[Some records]
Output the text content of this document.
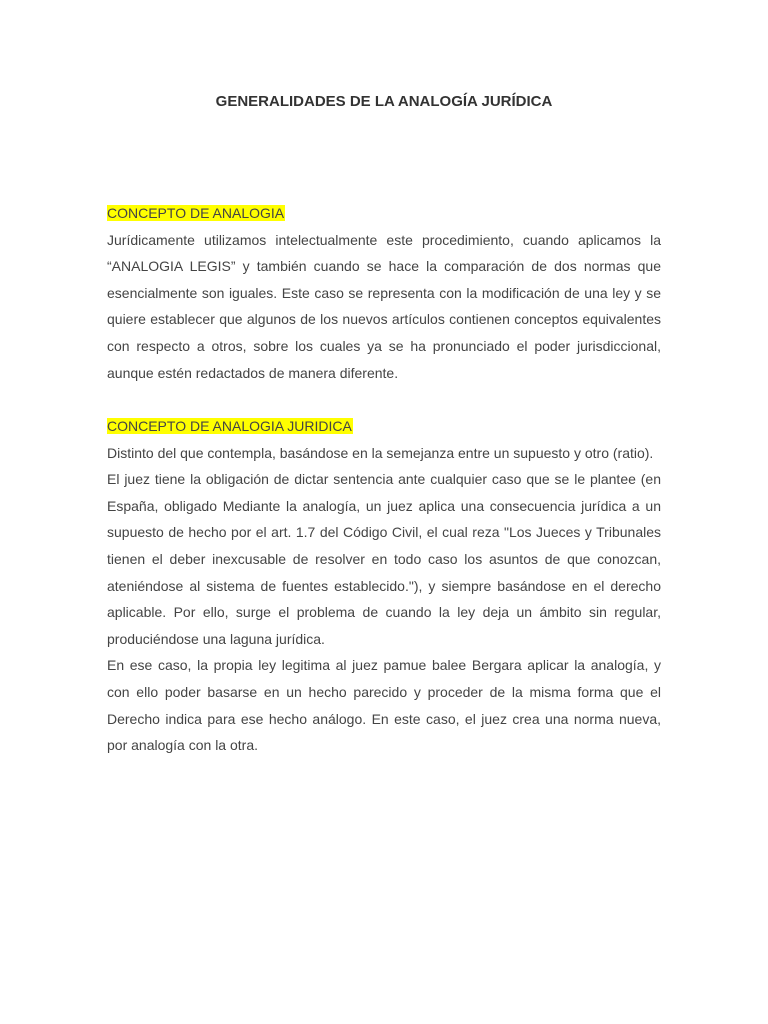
GENERALIDADES DE LA ANALOGÍA JURÍDICA
CONCEPTO DE ANALOGIA

Jurídicamente utilizamos intelectualmente este procedimiento, cuando aplicamos la “ANALOGIA LEGIS” y también cuando se hace la comparación de dos normas que esencialmente son iguales. Este caso se representa con la modificación de una ley y se quiere establecer que algunos de los nuevos artículos contienen conceptos equivalentes con respecto a otros, sobre los cuales ya se ha pronunciado el poder jurisdiccional, aunque estén redactados de manera diferente.

CONCEPTO DE ANALOGIA JURIDICA

Distinto del que contempla, basándose en la semejanza entre un supuesto y otro (ratio).

El juez tiene la obligación de dictar sentencia ante cualquier caso que se le plantee (en España, obligado Mediante la analogía, un juez aplica una consecuencia jurídica a un supuesto de hecho por el art. 1.7 del Código Civil, el cual reza "Los Jueces y Tribunales tienen el deber inexcusable de resolver en todo caso los asuntos de que conozcan, ateniéndose al sistema de fuentes establecido."), y siempre basándose en el derecho aplicable. Por ello, surge el problema de cuando la ley deja un ámbito sin regular, produciéndose una laguna jurídica.

En ese caso, la propia ley legitima al juez pamue balee Bergara aplicar la analogía, y con ello poder basarse en un hecho parecido y proceder de la misma forma que el Derecho indica para ese hecho análogo. En este caso, el juez crea una norma nueva, por analogía con la otra.
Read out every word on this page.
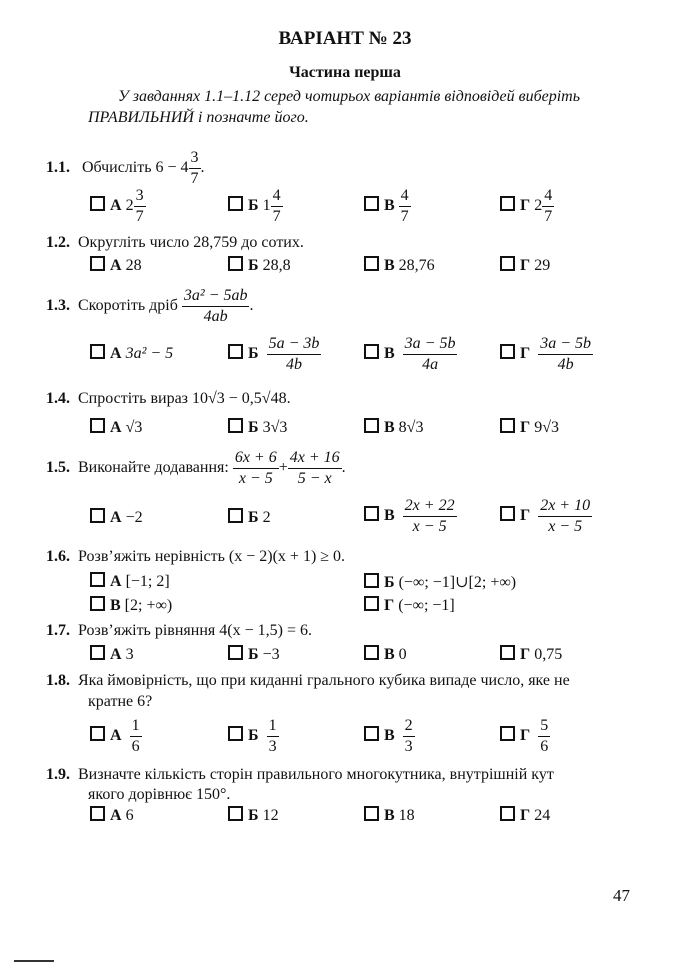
ВАРІАНТ № 23
Частина перша
У завданнях 1.1–1.12 серед чотирьох варіантів відповідей виберіть ПРАВИЛЬНИЙ і позначте його.
1.1. Обчисліть $6 - 4 \frac{3}{7}$ .
А $2 \frac{3}{7}$	Б $1 \frac{4}{7}$	В $\frac{4}{7}$	Г $2 \frac{4}{7}$
1.2. Округліть число 28,759 до сотих.
А 28	Б 28,8	В 28,76	Г 29
1.3. Скоротіть дріб $\frac{\text{3a² − 5ab}}{4ab}$ .
А 3a² − 5	Б $\frac{5a - 3b}{4b}$	В $\frac{3a - 5b}{4a}$	Г $\frac{3a - 5b}{4b}$
1.4. Спростіть вираз 10√3 − 0,5√48.
А √3	Б 3√3	В 8√3	Г 9√3
1.5. Виконайте додавання: $\frac{6x + 6}{x - 5} + \frac{4x + 16}{5 - x}$ .
А −2	Б 2	В $\frac{2x + 22}{x - 5}$	Г $\frac{2x + 10}{x - 5}$
1.6. Розв’яжіть нерівність (x − 2)(x + 1) ≥ 0.
А [−1; 2]	Б (−∞; −1]∪[2; +∞)
В [2; +∞)	Г (−∞; −1]
1.7. Розв’яжіть рівняння 4(x − 1,5) = 6.
А 3	Б −3	В 0	Г 0,75
1.8. Яка ймовірність, що при киданні грального кубика випаде число, яке не
кратне 6?
А $\frac{1}{6}$	Б $\frac{1}{3}$	В $\frac{2}{3}$	Г $\frac{5}{6}$
1.9. Визначте кількість сторін правильного многокутника, внутрішній кут
якого дорівнює 150°.
А 6	Б 12	В 18	Г 24
47
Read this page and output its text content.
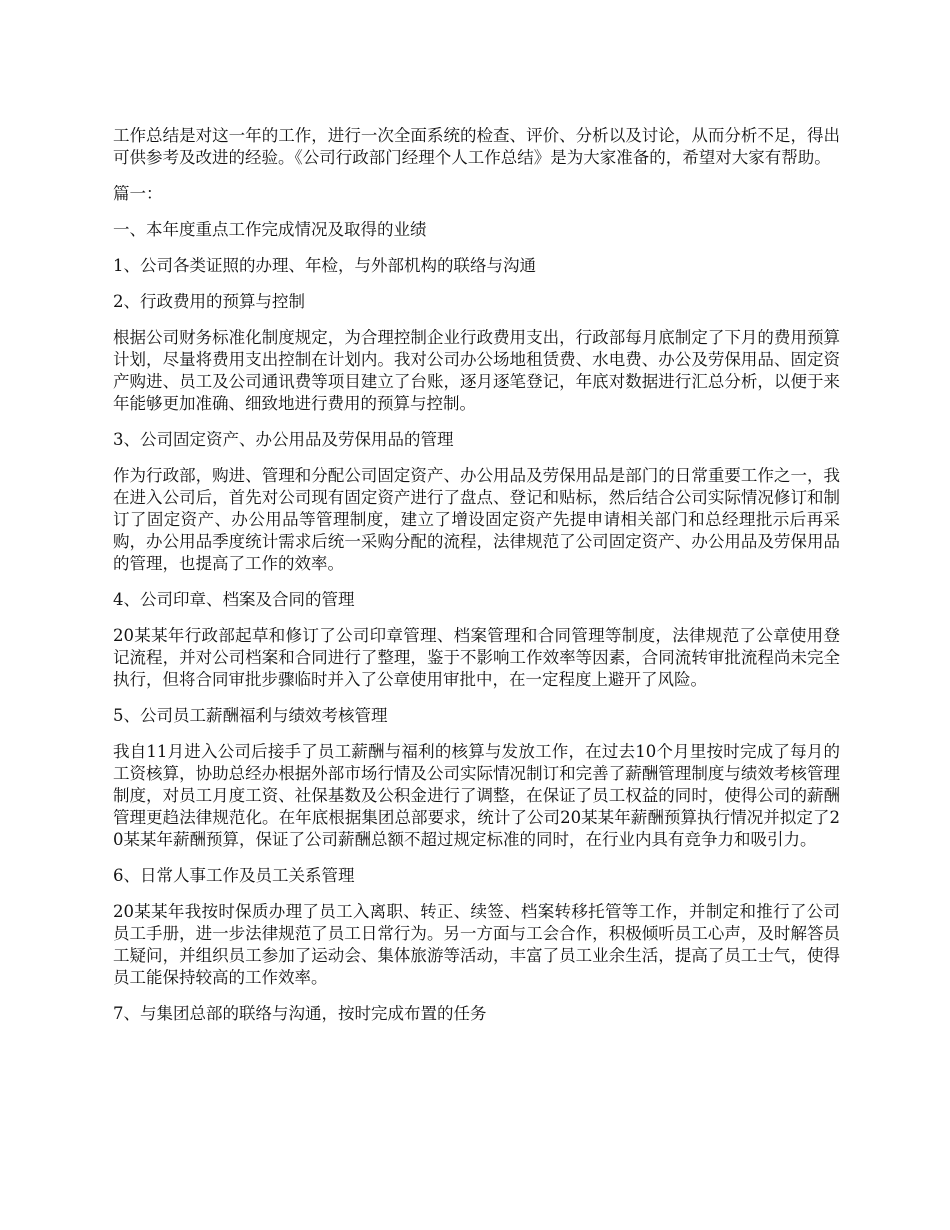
工作总结是对这一年的工作，进行一次全面系统的检查、评价、分析以及讨论，从而分析不足，得出可供参考及改进的经验。《公司行政部门经理个人工作总结》是为大家准备的，希望对大家有帮助。

篇一：

一、本年度重点工作完成情况及取得的业绩

1、公司各类证照的办理、年检，与外部机构的联络与沟通

2、行政费用的预算与控制

根据公司财务标准化制度规定，为合理控制企业行政费用支出，行政部每月底制定了下月的费用预算计划，尽量将费用支出控制在计划内。我对公司办公场地租赁费、水电费、办公及劳保用品、固定资产购进、员工及公司通讯费等项目建立了台账，逐月逐笔登记，年底对数据进行汇总分析，以便于来年能够更加准确、细致地进行费用的预算与控制。

3、公司固定资产、办公用品及劳保用品的管理

作为行政部，购进、管理和分配公司固定资产、办公用品及劳保用品是部门的日常重要工作之一，我在进入公司后，首先对公司现有固定资产进行了盘点、登记和贴标，然后结合公司实际情况修订和制订了固定资产、办公用品等管理制度，建立了增设固定资产先提申请相关部门和总经理批示后再采购，办公用品季度统计需求后统一采购分配的流程，法律规范了公司固定资产、办公用品及劳保用品的管理，也提高了工作的效率。

4、公司印章、档案及合同的管理

20某某年行政部起草和修订了公司印章管理、档案管理和合同管理等制度，法律规范了公章使用登记流程，并对公司档案和合同进行了整理，鉴于不影响工作效率等因素，合同流转审批流程尚未完全执行，但将合同审批步骤临时并入了公章使用审批中，在一定程度上避开了风险。

5、公司员工薪酬福利与绩效考核管理

我自11月进入公司后接手了员工薪酬与福利的核算与发放工作，在过去10个月里按时完成了每月的工资核算，协助总经办根据外部市场行情及公司实际情况制订和完善了薪酬管理制度与绩效考核管理制度，对员工月度工资、社保基数及公积金进行了调整，在保证了员工权益的同时，使得公司的薪酬管理更趋法律规范化。在年底根据集团总部要求，统计了公司20某某年薪酬预算执行情况并拟定了20某某年薪酬预算，保证了公司薪酬总额不超过规定标准的同时，在行业内具有竞争力和吸引力。

6、日常人事工作及员工关系管理

20某某年我按时保质办理了员工入离职、转正、续签、档案转移托管等工作，并制定和推行了公司员工手册，进一步法律规范了员工日常行为。另一方面与工会合作，积极倾听员工心声，及时解答员工疑问，并组织员工参加了运动会、集体旅游等活动，丰富了员工业余生活，提高了员工士气，使得员工能保持较高的工作效率。

7、与集团总部的联络与沟通，按时完成布置的任务
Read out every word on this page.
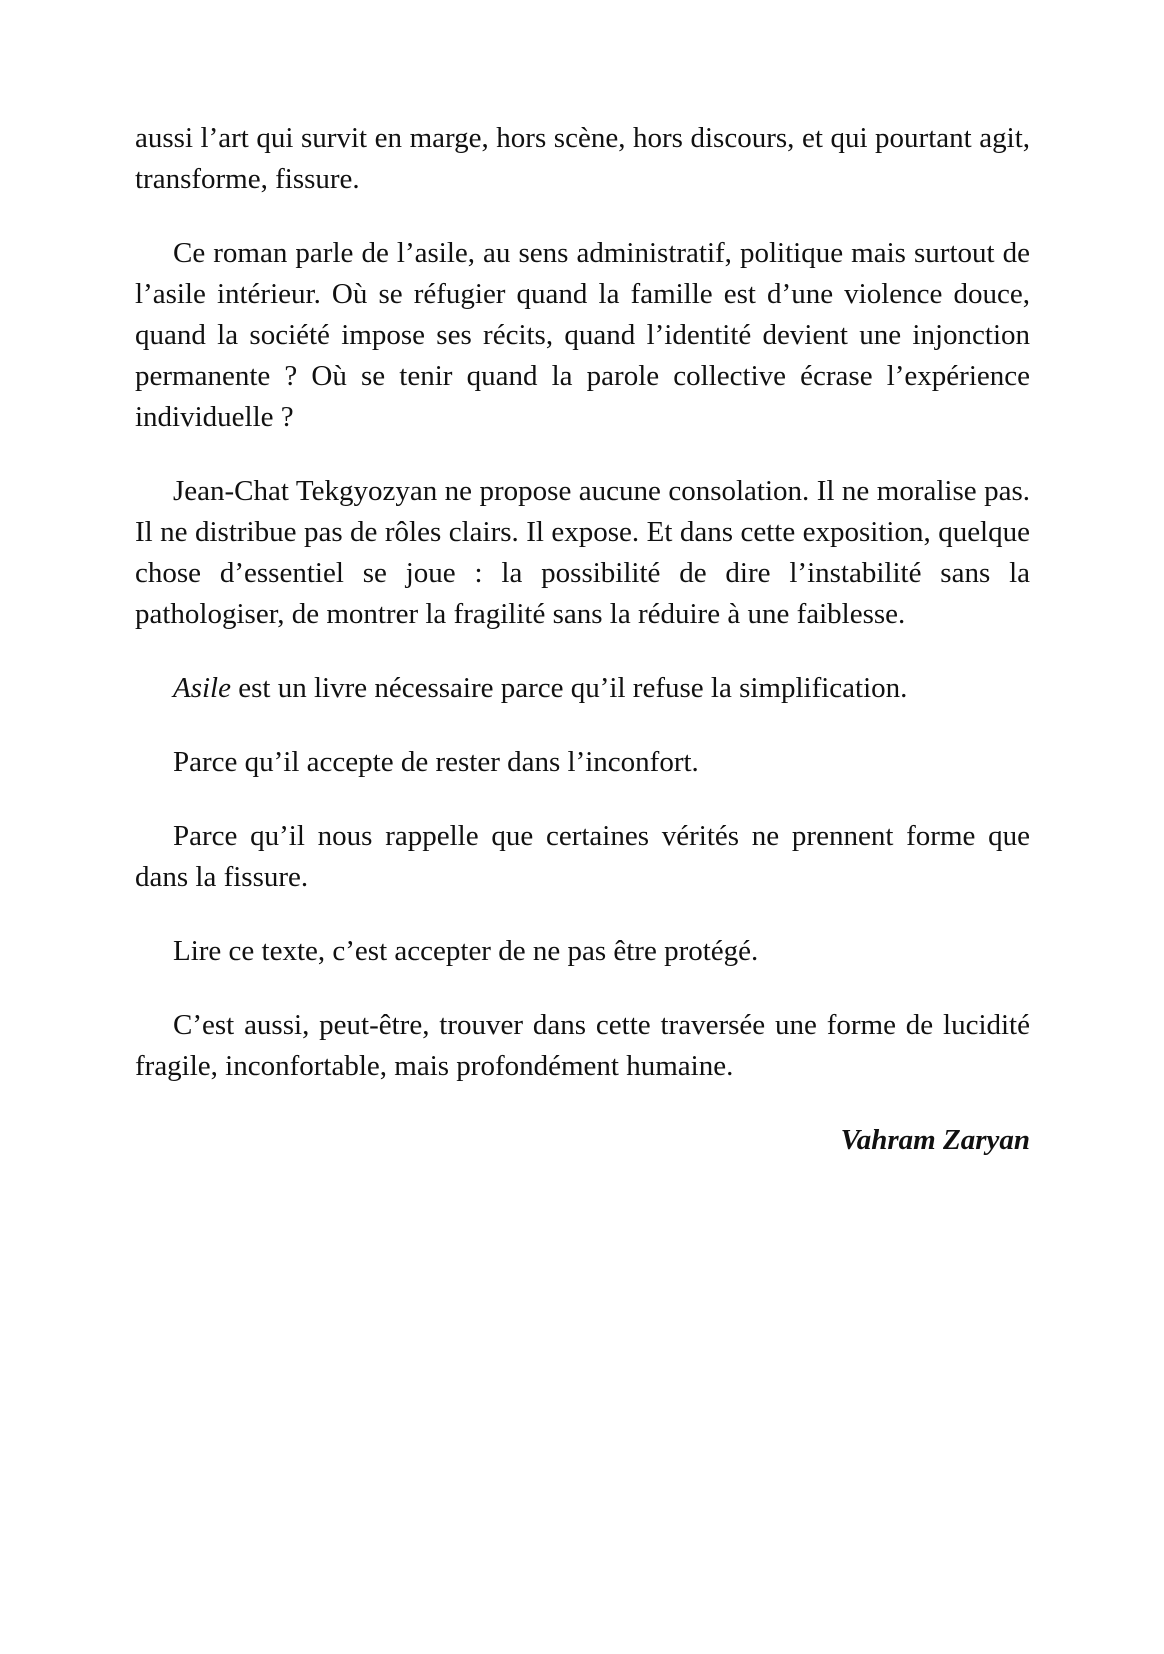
aussi l’art qui survit en marge, hors scène, hors discours, et qui pourtant agit, transforme, fissure.

Ce roman parle de l’asile, au sens administratif, politique mais surtout de l’asile intérieur. Où se réfugier quand la famille est d’une violence douce, quand la société impose ses récits, quand l’identité devient une injonction permanente ? Où se tenir quand la parole collective écrase l’expérience individuelle ?

Jean-Chat Tekgyozyan ne propose aucune consolation. Il ne moralise pas. Il ne distribue pas de rôles clairs. Il expose. Et dans cette exposition, quelque chose d’essentiel se joue : la possibilité de dire l’instabilité sans la pathologiser, de montrer la fragilité sans la réduire à une faiblesse.

Asile est un livre nécessaire parce qu’il refuse la simplification.

Parce qu’il accepte de rester dans l’inconfort.

Parce qu’il nous rappelle que certaines vérités ne prennent forme que dans la fissure.

Lire ce texte, c’est accepter de ne pas être protégé.

C’est aussi, peut-être, trouver dans cette traversée une forme de lucidité fragile, inconfortable, mais profondément humaine.

Vahram Zaryan
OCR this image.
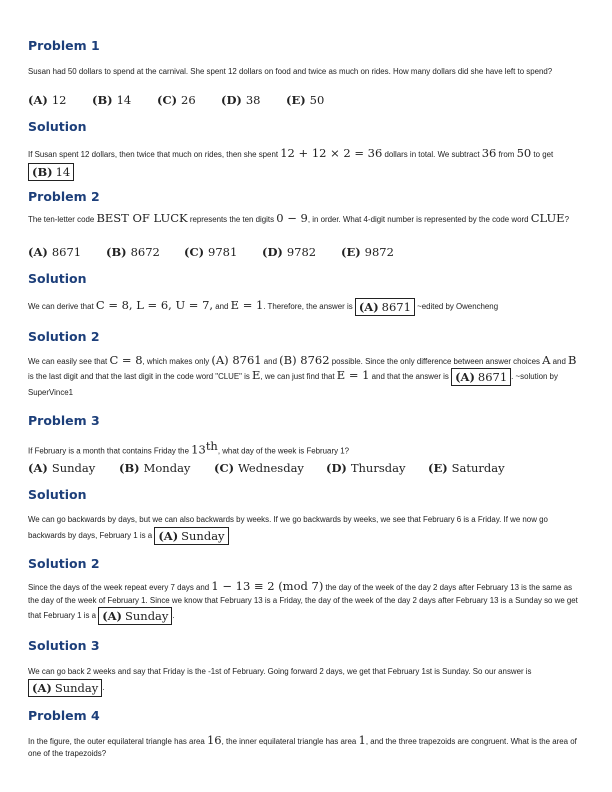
Problem 1
Susan had 50 dollars to spend at the carnival. She spent 12 dollars on food and twice as much on rides. How many dollars did she have left to spend?
(A) 12 (B) 14 (C) 26 (D) 38 (E) 50
Solution
If Susan spent 12 dollars, then twice that much on rides, then she spent 12 + 12 × 2 = 36 dollars in total. We subtract 36 from 50 to get (B) 14
Problem 2
The ten-letter code BEST OF LUCK represents the ten digits 0 − 9, in order. What 4-digit number is represented by the code word CLUE?
(A) 8671 (B) 8672 (C) 9781 (D) 9782 (E) 9872
Solution
We can derive that C = 8, L = 6, U = 7, and E = 1. Therefore, the answer is (A) 8671 ~edited by Owencheng
Solution 2
We can easily see that C = 8, which makes only (A) 8761 and (B) 8762 possible. Since the only difference between answer choices A and B is the last digit and that the last digit in the code word "CLUE" is E, we can just find that E = 1 and that the answer is (A) 8671 . ~solution by SuperVince1
Problem 3
If February is a month that contains Friday the 13th, what day of the week is February 1?
(A) Sunday (B) Monday (C) Wednesday (D) Thursday (E) Saturday
Solution
We can go backwards by days, but we can also backwards by weeks. If we go backwards by weeks, we see that February 6 is a Friday. If we now go backwards by days, February 1 is a (A) Sunday
Solution 2
Since the days of the week repeat every 7 days and 1 − 13 ≡ 2 (mod 7) the day of the week of the day 2 days after February 13 is the same as the day of the week of February 1. Since we know that February 13 is a Friday, the day of the week of the day 2 days after February 13 is a Sunday so we get that February 1 is a (A) Sunday .
Solution 3
We can go back 2 weeks and say that Friday is the -1st of February. Going forward 2 days, we get that February 1st is Sunday. So our answer is (A) Sunday .
Problem 4
In the figure, the outer equilateral triangle has area 16, the inner equilateral triangle has area 1, and the three trapezoids are congruent. What is the area of one of the trapezoids?
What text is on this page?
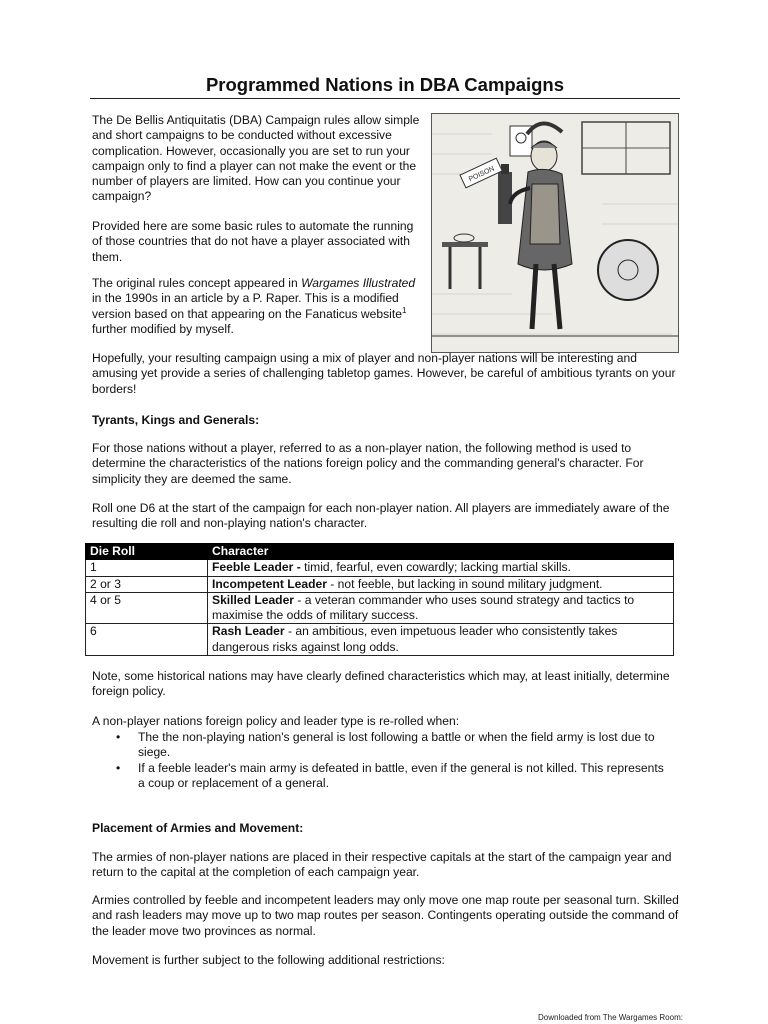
Programmed Nations in DBA Campaigns

The De Bellis Antiquitatis (DBA) Campaign rules allow simple and short campaigns to be conducted without excessive complication. However, occasionally you are set to run your campaign only to find a player can not make the event or the number of players are limited. How can you continue your campaign?

Provided here are some basic rules to automate the running of those countries that do not have a player associated with them.

The original rules concept appeared in Wargames Illustrated in the 1990s in an article by a P. Raper. This is a modified version based on that appearing on the Fanaticus website$^1$ further modified by myself.

POISON

Hopefully, your resulting campaign using a mix of player and non-player nations will be interesting and amusing yet provide a series of challenging tabletop games. However, be careful of ambitious tyrants on your borders!

Tyrants, Kings and Generals:

For those nations without a player, referred to as a non-player nation, the following method is used to determine the characteristics of the nations foreign policy and the commanding general's character. For simplicity they are deemed the same.

Roll one D6 at the start of the campaign for each non-player nation. All players are immediately aware of the resulting die roll and non-playing nation's character.

Die Roll	Character
1	Feeble Leader - timid, fearful, even cowardly; lacking martial skills.
2 or 3	Incompetent Leader - not feeble, but lacking in sound military judgment.
4 or 5	Skilled Leader - a veteran commander who uses sound strategy and tactics to maximise the odds of military success.
6	Rash Leader - an ambitious, even impetuous leader who consistently takes dangerous risks against long odds.

Note, some historical nations may have clearly defined characteristics which may, at least initially, determine foreign policy.

A non-player nations foreign policy and leader type is re-rolled when:

• The the non-playing nation's general is lost following a battle or when the field army is lost due to siege.
• If a feeble leader's main army is defeated in battle, even if the general is not killed. This represents a coup or replacement of a general.

Placement of Armies and Movement:

The armies of non-player nations are placed in their respective capitals at the start of the campaign year and return to the capital at the completion of each campaign year.

Armies controlled by feeble and incompetent leaders may only move one map route per seasonal turn. Skilled and rash leaders may move up to two map routes per season. Contingents operating outside the command of the leader move two provinces as normal.

Movement is further subject to the following additional restrictions:

Downloaded from The Wargames Room:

▶ **WHAT TO DO**: Say, as a number only, how many lines of the data contain "characteristics".

▶ **THE RESPONSE**: 2